◆ Task details ◆
In the records below, how many lines contain the string "Hymenoptera", matching case exactly? Reply with only the number.

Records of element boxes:
● ● ● ● ●

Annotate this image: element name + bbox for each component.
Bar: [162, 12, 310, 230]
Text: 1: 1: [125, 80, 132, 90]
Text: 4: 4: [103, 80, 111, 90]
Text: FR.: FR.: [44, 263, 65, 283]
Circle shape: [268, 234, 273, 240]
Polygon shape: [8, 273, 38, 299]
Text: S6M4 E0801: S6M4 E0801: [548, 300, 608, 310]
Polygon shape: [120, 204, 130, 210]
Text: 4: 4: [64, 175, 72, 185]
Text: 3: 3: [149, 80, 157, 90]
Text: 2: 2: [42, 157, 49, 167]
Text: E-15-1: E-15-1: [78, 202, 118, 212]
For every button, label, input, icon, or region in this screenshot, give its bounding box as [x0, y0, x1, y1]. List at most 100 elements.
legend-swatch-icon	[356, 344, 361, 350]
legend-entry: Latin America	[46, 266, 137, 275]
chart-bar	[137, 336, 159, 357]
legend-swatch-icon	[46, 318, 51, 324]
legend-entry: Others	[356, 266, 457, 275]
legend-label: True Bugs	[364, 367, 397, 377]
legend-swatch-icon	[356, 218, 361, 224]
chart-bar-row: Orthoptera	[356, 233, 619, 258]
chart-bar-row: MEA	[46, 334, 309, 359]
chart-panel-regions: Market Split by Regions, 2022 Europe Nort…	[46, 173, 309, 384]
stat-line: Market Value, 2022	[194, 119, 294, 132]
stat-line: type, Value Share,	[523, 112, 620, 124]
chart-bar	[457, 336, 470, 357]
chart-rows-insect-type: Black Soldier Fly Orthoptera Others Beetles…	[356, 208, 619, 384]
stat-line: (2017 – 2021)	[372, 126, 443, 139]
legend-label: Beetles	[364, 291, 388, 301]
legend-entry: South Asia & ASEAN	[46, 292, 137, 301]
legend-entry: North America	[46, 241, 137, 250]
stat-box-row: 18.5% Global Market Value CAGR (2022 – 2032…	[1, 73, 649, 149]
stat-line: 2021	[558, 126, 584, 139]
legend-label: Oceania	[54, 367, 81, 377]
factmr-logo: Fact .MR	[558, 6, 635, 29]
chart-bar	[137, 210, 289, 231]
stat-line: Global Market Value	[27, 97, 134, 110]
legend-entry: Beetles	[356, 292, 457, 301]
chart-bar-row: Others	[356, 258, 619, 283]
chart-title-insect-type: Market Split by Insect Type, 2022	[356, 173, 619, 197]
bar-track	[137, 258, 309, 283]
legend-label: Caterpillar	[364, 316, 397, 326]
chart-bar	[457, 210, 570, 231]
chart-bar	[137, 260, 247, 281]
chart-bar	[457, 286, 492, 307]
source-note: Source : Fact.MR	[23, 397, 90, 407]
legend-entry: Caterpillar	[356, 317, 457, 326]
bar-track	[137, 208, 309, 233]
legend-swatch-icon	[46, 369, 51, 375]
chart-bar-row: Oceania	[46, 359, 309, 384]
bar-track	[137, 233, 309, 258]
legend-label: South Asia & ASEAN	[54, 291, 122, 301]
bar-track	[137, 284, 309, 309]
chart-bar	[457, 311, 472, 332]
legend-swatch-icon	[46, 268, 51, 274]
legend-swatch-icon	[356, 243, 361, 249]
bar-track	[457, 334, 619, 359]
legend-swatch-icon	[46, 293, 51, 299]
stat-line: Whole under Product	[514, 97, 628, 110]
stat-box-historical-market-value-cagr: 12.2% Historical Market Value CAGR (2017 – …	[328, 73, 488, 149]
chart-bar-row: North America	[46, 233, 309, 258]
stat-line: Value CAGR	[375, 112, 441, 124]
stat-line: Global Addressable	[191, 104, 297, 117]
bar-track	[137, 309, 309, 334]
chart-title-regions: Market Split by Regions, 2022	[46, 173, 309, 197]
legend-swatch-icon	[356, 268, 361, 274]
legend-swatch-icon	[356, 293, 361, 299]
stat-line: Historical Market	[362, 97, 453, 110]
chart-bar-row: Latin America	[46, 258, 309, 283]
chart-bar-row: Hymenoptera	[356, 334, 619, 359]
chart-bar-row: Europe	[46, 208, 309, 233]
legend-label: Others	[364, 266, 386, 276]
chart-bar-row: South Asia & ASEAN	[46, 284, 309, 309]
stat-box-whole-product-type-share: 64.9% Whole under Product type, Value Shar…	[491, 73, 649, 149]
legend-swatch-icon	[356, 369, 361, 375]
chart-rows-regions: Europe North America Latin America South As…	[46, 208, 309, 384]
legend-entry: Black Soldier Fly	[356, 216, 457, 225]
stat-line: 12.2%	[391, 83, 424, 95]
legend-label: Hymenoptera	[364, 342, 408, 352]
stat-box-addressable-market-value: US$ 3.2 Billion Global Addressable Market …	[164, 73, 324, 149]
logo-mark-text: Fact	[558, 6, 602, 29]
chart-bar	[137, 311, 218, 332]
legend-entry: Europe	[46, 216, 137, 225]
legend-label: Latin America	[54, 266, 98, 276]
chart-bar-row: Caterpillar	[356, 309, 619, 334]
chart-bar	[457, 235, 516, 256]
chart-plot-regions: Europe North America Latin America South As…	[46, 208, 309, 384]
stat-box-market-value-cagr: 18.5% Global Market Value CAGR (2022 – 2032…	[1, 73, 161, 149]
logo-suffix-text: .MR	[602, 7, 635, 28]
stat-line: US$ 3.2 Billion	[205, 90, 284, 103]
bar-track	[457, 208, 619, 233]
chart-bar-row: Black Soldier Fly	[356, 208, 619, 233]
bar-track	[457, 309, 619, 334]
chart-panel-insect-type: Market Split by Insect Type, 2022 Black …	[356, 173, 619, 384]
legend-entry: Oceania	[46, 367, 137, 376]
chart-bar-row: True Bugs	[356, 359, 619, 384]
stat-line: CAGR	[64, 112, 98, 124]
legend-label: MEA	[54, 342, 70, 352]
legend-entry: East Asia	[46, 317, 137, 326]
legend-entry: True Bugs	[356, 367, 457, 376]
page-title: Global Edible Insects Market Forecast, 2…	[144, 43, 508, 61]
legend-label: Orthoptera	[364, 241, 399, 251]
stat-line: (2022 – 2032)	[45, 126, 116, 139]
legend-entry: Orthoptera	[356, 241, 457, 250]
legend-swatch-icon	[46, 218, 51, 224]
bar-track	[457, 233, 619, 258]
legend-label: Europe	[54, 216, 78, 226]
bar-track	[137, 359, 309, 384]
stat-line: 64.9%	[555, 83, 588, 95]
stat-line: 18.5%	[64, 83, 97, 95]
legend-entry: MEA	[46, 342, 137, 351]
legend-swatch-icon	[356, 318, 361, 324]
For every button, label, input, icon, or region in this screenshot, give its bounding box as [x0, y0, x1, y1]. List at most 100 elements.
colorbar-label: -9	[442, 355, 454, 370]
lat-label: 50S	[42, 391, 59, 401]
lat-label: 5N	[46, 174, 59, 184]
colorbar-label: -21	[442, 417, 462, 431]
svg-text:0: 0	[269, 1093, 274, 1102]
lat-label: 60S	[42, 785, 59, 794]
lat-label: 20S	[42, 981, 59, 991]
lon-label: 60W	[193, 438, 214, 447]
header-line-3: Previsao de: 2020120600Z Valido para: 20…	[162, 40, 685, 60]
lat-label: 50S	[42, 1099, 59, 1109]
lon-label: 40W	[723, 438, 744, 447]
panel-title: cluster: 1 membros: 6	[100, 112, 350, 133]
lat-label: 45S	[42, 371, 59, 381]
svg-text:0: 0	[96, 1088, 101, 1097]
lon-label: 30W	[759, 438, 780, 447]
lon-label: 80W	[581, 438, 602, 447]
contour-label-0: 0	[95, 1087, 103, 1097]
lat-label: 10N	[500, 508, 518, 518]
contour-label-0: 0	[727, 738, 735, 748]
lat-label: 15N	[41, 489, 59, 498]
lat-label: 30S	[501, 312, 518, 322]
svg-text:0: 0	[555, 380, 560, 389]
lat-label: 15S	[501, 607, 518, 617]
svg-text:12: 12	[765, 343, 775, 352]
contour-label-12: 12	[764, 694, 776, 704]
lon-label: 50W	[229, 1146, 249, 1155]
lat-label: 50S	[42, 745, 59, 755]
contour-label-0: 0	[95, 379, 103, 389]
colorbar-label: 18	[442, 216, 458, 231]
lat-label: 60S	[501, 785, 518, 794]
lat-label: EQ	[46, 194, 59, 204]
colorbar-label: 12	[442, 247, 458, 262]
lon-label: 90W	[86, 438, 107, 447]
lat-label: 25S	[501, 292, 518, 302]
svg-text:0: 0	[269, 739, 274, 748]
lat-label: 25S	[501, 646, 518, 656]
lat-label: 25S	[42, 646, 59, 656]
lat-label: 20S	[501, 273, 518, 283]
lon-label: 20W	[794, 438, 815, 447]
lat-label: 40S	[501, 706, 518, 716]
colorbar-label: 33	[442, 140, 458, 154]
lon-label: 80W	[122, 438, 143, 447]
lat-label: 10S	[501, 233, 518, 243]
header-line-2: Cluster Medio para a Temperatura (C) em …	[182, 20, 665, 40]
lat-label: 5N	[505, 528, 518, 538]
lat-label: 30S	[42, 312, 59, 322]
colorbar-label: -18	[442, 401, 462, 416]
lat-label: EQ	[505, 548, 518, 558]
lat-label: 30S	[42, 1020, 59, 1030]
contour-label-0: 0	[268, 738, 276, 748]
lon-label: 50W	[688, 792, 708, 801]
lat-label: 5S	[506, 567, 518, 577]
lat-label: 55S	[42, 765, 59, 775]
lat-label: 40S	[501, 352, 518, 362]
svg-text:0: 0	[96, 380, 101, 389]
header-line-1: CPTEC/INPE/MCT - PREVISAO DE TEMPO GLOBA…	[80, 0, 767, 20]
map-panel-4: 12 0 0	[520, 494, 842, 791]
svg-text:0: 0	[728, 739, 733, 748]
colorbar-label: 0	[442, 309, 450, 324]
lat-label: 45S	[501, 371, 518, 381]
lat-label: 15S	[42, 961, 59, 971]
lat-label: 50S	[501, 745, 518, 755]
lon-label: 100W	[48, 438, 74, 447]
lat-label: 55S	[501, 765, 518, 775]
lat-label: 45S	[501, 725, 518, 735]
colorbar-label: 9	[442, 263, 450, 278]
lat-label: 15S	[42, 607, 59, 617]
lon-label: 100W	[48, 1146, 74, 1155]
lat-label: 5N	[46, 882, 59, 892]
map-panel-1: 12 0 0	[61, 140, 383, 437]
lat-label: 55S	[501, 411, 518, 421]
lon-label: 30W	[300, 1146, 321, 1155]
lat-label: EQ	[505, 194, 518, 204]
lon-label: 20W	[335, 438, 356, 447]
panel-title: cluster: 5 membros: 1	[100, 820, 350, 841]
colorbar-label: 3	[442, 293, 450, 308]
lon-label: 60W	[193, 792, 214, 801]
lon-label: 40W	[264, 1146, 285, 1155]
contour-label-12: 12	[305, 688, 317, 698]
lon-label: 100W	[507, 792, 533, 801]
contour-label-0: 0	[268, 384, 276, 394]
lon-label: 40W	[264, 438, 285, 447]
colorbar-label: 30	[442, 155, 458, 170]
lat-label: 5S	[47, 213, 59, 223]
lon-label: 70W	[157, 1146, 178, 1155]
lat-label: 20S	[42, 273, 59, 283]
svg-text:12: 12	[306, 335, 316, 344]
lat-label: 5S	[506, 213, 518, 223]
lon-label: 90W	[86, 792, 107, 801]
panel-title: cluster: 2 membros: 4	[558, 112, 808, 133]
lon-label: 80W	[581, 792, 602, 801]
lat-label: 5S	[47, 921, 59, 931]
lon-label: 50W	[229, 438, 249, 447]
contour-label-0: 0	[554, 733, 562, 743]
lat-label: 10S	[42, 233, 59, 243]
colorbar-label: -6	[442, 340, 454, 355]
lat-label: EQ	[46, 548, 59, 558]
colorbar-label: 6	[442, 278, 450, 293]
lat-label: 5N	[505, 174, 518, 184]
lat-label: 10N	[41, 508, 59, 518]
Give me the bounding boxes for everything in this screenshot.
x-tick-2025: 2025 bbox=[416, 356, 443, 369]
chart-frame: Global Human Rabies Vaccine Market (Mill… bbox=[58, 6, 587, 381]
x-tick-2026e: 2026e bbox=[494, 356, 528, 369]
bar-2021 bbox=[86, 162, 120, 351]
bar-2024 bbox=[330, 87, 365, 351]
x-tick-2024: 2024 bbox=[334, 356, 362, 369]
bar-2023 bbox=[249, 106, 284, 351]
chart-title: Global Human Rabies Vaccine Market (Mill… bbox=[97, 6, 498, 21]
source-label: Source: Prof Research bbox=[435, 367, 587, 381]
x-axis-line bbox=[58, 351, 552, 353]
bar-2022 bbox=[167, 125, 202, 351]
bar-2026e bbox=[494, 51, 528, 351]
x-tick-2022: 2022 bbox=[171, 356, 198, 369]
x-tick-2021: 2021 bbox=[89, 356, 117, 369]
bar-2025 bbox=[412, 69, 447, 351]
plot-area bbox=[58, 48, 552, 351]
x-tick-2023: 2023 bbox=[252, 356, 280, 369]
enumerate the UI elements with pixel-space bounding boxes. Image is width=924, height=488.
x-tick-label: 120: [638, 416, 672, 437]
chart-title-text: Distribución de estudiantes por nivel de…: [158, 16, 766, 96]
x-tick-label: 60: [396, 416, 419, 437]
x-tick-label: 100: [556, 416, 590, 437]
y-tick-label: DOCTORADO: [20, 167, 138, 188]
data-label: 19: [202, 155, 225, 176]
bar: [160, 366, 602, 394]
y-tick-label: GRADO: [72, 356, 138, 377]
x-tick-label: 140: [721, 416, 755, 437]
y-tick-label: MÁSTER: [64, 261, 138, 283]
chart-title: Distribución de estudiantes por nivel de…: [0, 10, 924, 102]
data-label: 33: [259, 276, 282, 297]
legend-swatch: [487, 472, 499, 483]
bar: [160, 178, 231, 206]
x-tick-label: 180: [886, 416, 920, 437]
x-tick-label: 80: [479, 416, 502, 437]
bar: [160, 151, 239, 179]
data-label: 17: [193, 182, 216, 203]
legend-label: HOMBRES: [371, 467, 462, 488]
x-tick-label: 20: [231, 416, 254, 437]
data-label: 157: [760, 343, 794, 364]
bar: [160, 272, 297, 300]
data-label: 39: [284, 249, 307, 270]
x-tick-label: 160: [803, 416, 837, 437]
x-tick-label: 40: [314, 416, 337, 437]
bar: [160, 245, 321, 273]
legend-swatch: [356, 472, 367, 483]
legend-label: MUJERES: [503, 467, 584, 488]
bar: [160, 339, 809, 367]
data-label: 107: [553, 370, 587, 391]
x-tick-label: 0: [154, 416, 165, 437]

● ● ● ● ●

◆ Answer below ◆
2